What you should do
Search the data for the word "coordinate". Reproduce every line where it is found.

[begin Provided records]

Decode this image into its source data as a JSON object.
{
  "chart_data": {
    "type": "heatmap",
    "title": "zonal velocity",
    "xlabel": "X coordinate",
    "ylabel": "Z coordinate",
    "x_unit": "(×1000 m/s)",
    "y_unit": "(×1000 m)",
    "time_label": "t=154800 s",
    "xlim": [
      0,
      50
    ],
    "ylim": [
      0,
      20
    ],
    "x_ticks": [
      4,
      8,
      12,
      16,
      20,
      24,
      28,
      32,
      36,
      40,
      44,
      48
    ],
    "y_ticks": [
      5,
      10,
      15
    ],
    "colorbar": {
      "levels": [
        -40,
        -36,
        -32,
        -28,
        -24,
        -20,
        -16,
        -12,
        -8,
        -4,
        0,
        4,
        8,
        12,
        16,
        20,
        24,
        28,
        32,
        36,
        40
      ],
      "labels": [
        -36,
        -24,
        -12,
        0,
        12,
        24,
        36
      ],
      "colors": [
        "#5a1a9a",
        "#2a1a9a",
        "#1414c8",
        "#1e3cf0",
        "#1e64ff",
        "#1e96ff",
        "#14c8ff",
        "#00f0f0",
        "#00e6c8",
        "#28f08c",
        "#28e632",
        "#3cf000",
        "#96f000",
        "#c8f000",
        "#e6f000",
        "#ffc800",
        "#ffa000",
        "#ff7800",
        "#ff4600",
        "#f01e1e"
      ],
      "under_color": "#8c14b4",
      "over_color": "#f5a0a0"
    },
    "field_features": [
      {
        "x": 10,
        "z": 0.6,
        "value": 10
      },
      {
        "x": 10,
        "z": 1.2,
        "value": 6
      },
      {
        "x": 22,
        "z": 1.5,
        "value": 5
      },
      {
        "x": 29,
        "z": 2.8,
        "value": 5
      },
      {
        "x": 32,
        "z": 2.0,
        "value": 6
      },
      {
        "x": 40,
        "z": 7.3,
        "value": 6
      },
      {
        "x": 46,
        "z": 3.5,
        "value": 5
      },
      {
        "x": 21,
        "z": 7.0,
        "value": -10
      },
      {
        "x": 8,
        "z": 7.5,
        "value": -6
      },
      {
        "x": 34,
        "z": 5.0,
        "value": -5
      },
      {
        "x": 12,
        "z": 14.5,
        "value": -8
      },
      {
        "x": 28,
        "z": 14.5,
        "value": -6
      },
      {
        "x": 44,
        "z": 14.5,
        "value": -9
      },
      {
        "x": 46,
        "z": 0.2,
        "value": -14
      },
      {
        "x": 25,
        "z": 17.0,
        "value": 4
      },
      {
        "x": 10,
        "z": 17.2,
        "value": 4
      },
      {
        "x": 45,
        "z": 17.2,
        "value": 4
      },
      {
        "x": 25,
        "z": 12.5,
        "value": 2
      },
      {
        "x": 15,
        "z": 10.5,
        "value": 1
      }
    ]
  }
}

[end Provided records]

Written solution
    "xlabel": "X coordinate",
    "ylabel": "Z coordinate",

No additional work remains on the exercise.